**Exercise aim**
Reproduce this listing in full.

**Material for this task**
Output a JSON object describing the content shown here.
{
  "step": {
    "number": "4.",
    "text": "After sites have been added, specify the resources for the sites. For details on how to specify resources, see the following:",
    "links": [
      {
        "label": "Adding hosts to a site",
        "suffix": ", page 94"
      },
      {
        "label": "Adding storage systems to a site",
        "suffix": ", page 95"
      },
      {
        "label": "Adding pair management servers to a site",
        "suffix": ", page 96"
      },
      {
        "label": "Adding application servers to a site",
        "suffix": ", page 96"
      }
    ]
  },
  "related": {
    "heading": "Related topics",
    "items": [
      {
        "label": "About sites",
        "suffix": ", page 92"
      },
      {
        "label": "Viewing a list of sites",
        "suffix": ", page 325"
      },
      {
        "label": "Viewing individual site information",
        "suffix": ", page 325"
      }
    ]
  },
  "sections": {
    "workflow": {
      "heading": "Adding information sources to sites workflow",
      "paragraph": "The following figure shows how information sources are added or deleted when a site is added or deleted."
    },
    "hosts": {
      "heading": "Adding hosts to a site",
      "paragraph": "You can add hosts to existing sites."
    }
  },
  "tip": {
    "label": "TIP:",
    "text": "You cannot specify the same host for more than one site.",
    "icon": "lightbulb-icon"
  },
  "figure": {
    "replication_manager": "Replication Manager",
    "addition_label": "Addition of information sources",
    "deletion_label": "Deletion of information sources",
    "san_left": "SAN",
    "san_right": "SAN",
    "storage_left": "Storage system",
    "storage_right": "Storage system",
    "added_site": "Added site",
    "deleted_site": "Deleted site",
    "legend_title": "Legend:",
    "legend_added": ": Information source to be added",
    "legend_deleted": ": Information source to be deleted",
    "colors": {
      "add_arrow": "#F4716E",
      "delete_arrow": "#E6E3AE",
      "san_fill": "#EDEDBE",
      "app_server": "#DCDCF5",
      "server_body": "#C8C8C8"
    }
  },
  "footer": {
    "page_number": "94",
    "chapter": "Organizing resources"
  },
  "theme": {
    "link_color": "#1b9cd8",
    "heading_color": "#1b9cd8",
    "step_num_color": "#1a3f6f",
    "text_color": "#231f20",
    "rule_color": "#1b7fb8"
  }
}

**Result**
Output a JSON object describing the content shown here.
{
  "step": {
    "number": "4.",
    "text": "After sites have been added, specify the resources for the sites. For details on how to specify resources, see the following:",
    "links": [
      {
        "label": "Adding hosts to a site",
        "suffix": ", page 94"
      },
      {
        "label": "Adding storage systems to a site",
        "suffix": ", page 95"
      },
      {
        "label": "Adding pair management servers to a site",
        "suffix": ", page 96"
      },
      {
        "label": "Adding application servers to a site",
        "suffix": ", page 96"
      }
    ]
  },
  "related": {
    "heading": "Related topics",
    "items": [
      {
        "label": "About sites",
        "suffix": ", page 92"
      },
      {
        "label": "Viewing a list of sites",
        "suffix": ", page 325"
      },
      {
        "label": "Viewing individual site information",
        "suffix": ", page 325"
      }
    ]
  },
  "sections": {
    "workflow": {
      "heading": "Adding information sources to sites workflow",
      "paragraph": "The following figure shows how information sources are added or deleted when a site is added or deleted."
    },
    "hosts": {
      "heading": "Adding hosts to a site",
      "paragraph": "You can add hosts to existing sites."
    }
  },
  "tip": {
    "label": "TIP:",
    "text": "You cannot specify the same host for more than one site.",
    "icon": "lightbulb-icon"
  },
  "figure": {
    "replication_manager": "Replication Manager",
    "addition_label": "Addition of information sources",
    "deletion_label": "Deletion of information sources",
    "san_left": "SAN",
    "san_right": "SAN",
    "storage_left": "Storage system",
    "storage_right": "Storage system",
    "added_site": "Added site",
    "deleted_site": "Deleted site",
    "legend_title": "Legend:",
    "legend_added": ": Information source to be added",
    "legend_deleted": ": Information source to be deleted",
    "colors": {
      "add_arrow": "#F4716E",
      "delete_arrow": "#E6E3AE",
      "san_fill": "#EDEDBE",
      "app_server": "#DCDCF5",
      "server_body": "#C8C8C8"
    }
  },
  "footer": {
    "page_number": "94",
    "chapter": "Organizing resources"
  },
  "theme": {
    "link_color": "#1b9cd8",
    "heading_color": "#1b9cd8",
    "step_num_color": "#1a3f6f",
    "text_color": "#231f20",
    "rule_color": "#1b7fb8"
  }
}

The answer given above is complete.